┌──

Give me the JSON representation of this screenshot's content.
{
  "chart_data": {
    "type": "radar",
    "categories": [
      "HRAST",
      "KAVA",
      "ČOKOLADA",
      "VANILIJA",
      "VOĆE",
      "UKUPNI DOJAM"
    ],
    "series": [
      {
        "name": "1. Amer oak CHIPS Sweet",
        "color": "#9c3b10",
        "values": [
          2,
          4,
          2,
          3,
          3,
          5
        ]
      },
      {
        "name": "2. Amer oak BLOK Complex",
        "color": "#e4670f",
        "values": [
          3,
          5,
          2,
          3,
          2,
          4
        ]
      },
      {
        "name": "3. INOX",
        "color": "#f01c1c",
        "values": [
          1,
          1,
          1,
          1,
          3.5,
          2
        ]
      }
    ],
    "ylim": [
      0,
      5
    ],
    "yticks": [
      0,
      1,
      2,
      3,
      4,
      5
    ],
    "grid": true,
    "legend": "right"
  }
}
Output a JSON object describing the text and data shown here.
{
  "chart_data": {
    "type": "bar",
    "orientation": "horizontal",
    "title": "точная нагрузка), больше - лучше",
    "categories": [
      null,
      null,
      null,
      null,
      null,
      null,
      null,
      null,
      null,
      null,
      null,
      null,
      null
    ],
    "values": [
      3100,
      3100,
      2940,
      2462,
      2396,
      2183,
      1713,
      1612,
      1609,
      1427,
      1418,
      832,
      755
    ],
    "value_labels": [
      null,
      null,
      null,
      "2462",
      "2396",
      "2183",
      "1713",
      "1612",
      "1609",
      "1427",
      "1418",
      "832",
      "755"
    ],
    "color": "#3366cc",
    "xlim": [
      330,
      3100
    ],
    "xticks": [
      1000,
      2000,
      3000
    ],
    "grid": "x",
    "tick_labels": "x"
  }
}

└──
┌──

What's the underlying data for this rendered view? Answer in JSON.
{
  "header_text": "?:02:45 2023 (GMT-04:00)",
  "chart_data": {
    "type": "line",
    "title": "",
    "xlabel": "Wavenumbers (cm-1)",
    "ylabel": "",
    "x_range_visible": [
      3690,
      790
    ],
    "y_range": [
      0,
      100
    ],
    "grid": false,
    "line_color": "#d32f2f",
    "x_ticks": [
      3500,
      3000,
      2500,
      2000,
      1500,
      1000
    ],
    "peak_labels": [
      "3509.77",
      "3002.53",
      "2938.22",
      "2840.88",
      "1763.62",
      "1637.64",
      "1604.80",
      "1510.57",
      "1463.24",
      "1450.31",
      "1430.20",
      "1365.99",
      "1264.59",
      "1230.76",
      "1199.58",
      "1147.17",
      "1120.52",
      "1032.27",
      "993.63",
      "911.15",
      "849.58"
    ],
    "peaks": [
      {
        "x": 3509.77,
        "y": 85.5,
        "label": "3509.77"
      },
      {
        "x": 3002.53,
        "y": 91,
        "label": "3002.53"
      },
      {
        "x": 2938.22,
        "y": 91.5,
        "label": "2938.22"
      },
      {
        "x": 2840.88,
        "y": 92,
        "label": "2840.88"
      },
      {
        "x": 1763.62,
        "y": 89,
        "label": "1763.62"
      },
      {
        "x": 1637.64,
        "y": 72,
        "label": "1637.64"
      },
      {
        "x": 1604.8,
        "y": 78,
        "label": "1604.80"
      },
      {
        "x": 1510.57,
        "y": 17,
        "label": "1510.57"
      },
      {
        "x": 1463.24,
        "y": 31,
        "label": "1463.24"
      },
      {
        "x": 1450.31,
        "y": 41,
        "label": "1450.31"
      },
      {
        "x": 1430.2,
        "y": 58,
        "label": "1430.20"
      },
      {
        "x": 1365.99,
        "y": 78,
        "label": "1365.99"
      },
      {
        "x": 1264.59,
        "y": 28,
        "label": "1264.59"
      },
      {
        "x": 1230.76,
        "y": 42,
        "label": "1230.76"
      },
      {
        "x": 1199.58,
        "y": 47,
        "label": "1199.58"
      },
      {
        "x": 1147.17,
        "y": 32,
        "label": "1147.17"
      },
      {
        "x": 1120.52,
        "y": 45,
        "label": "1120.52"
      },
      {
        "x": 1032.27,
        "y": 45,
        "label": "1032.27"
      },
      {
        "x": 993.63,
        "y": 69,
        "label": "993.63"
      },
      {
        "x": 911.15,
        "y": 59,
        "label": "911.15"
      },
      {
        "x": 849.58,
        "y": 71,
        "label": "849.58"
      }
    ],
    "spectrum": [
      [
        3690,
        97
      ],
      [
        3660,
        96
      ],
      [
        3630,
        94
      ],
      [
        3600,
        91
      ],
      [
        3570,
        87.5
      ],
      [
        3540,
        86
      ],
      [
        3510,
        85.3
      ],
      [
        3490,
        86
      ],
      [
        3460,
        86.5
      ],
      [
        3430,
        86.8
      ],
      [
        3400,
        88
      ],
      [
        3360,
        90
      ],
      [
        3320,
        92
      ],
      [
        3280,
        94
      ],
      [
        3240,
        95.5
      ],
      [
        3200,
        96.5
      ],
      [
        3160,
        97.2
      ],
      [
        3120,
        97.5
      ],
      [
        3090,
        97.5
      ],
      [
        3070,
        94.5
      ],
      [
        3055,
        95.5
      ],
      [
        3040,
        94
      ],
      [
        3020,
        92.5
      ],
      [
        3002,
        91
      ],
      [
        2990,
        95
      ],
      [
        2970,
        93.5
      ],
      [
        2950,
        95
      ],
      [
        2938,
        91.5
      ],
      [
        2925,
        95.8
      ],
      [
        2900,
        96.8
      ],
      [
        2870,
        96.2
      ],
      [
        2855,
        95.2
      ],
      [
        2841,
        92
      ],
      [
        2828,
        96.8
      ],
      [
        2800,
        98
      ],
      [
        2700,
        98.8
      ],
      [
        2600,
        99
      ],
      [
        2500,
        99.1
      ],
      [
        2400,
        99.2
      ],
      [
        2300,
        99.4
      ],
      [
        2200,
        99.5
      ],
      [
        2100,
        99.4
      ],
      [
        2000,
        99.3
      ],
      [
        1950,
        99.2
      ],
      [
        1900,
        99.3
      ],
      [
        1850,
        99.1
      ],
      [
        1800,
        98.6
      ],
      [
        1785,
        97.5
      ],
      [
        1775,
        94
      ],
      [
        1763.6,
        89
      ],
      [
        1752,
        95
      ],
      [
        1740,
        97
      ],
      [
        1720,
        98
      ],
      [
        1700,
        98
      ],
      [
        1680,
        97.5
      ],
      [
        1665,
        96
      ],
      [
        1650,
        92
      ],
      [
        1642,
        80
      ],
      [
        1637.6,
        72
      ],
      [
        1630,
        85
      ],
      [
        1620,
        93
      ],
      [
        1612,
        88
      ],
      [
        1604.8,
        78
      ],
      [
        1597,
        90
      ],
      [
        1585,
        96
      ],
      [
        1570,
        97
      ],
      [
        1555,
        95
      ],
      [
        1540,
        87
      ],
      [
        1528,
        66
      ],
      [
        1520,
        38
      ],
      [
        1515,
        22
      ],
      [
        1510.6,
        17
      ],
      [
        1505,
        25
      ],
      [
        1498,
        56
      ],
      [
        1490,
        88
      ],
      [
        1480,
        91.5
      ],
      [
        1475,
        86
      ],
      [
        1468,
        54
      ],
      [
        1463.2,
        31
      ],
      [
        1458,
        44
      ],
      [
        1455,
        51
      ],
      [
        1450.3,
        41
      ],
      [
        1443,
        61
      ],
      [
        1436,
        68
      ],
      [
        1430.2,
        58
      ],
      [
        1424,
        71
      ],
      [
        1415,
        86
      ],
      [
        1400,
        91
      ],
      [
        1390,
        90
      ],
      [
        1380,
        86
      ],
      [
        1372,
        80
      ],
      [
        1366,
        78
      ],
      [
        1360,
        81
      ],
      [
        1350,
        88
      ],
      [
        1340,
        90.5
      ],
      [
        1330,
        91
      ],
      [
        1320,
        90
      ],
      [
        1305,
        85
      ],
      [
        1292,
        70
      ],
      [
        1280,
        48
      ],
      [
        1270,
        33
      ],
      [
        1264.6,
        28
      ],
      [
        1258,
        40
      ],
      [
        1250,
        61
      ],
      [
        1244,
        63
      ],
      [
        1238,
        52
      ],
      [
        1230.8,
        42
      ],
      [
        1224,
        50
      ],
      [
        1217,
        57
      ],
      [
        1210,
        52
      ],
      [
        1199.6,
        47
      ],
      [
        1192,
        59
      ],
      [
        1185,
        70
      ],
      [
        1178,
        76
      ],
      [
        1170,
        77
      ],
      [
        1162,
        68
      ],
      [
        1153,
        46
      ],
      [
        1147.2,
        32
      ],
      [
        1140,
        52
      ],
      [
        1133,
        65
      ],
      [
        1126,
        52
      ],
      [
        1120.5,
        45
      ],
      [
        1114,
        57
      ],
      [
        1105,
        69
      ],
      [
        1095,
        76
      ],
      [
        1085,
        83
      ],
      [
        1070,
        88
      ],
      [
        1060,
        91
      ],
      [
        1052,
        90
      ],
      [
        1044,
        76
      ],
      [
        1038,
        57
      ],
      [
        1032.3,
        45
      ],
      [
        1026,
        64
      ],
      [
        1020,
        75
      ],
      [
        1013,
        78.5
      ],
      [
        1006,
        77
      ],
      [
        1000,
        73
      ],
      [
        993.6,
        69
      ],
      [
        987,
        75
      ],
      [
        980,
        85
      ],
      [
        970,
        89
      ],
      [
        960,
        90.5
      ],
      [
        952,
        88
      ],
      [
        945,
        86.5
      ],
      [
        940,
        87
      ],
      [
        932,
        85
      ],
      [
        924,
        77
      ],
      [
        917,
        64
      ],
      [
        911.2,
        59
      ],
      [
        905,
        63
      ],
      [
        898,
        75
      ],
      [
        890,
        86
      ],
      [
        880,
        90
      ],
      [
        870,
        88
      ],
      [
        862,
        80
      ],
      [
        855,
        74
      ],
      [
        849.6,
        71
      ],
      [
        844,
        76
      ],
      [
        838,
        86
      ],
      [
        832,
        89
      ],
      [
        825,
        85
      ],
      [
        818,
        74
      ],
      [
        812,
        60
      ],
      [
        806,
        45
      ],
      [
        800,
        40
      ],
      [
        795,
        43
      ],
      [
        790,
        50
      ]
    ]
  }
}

└──

### The exercise
Reply with nothing except the number of lines in the listing above that include "this".

### Full solution
2